*YOUR OBJECTIVE:* Lift out all lines below that contain "temporal".

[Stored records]
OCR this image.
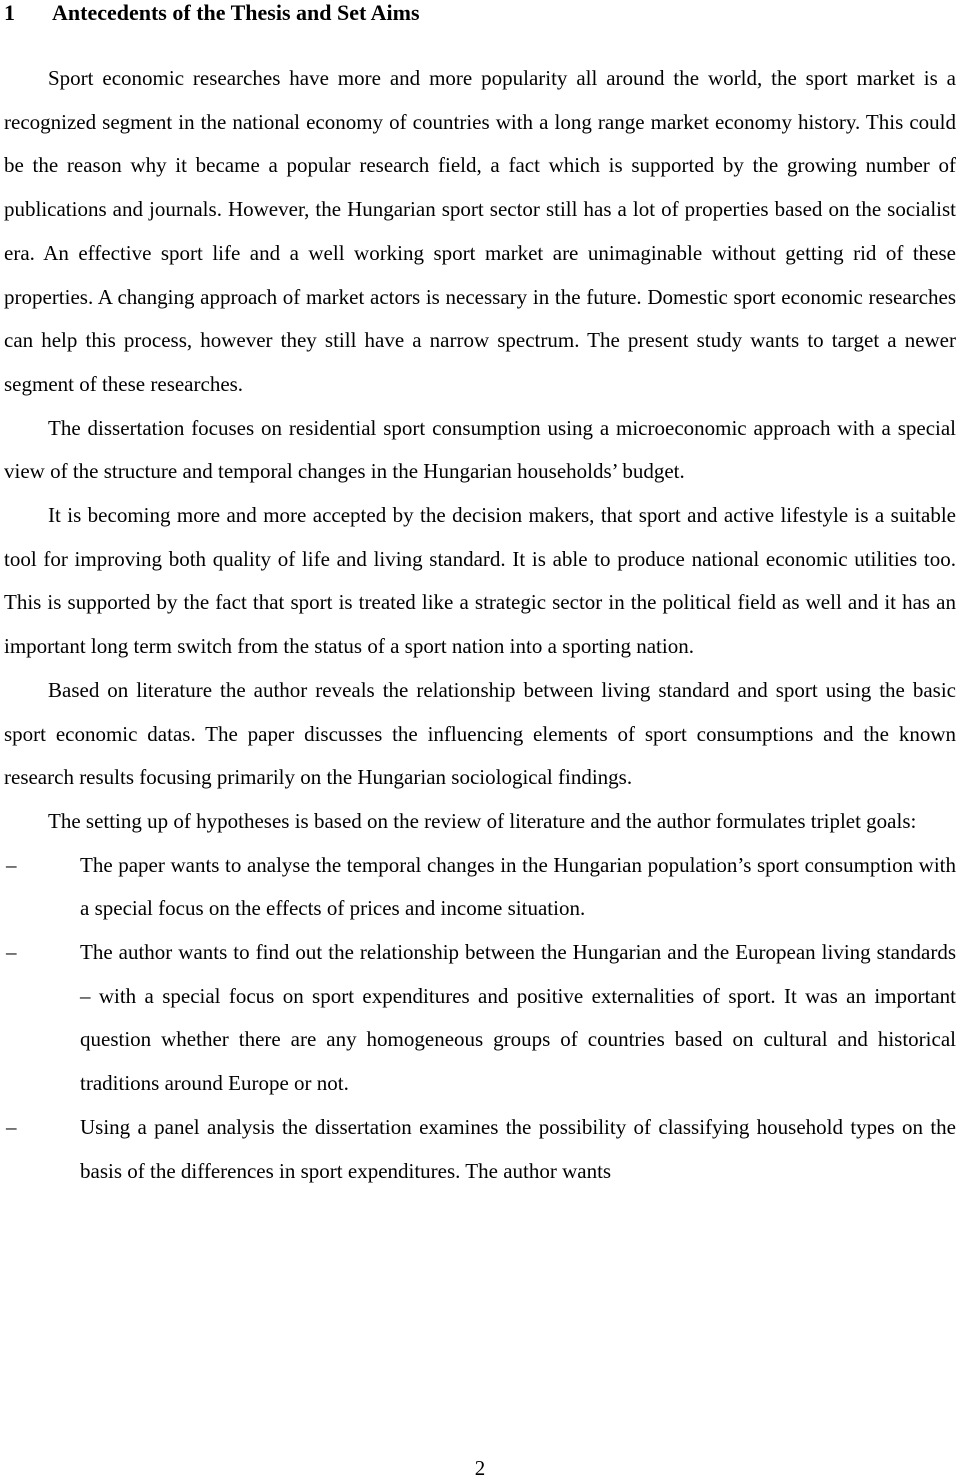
1 Antecedents of the Thesis and Set Aims

Sport economic researches have more and more popularity all around the world, the sport market is a recognized segment in the national economy of countries with a long range market economy history. This could be the reason why it became a popular research field, a fact which is supported by the growing number of publications and journals. However, the Hungarian sport sector still has a lot of properties based on the socialist era. An effective sport life and a well working sport market are unimaginable without getting rid of these properties. A changing approach of market actors is necessary in the future. Domestic sport economic researches can help this process, however they still have a narrow spectrum. The present study wants to target a newer segment of these researches.

The dissertation focuses on residential sport consumption using a microeconomic approach with a special view of the structure and temporal changes in the Hungarian households’ budget.

It is becoming more and more accepted by the decision makers, that sport and active lifestyle is a suitable tool for improving both quality of life and living standard. It is able to produce national economic utilities too. This is supported by the fact that sport is treated like a strategic sector in the political field as well and it has an important long term switch from the status of a sport nation into a sporting nation.

Based on literature the author reveals the relationship between living standard and sport using the basic sport economic datas. The paper discusses the influencing elements of sport consumptions and the known research results focusing primarily on the Hungarian sociological findings.

The setting up of hypotheses is based on the review of literature and the author formulates triplet goals:

–	The paper wants to analyse the temporal changes in the Hungarian population’s sport consumption with a special focus on the effects of prices and income situation.
–	The author wants to find out the relationship between the Hungarian and the European living standards – with a special focus on sport expenditures and positive externalities of sport. It was an important question whether there are any homogeneous groups of countries based on cultural and historical traditions around Europe or not.
–	Using a panel analysis the dissertation examines the possibility of classifying household types on the basis of the differences in sport expenditures. The author wants
2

*WRITTEN RESPONSE:*
The dissertation focuses on residential sport consumption using a microeconomic approach with a special view of the structure and temporal changes in the Hungarian households’ budget.
–	The paper wants to analyse the temporal changes in the Hungarian population’s sport consumption with a special focus on the effects of prices and income situation.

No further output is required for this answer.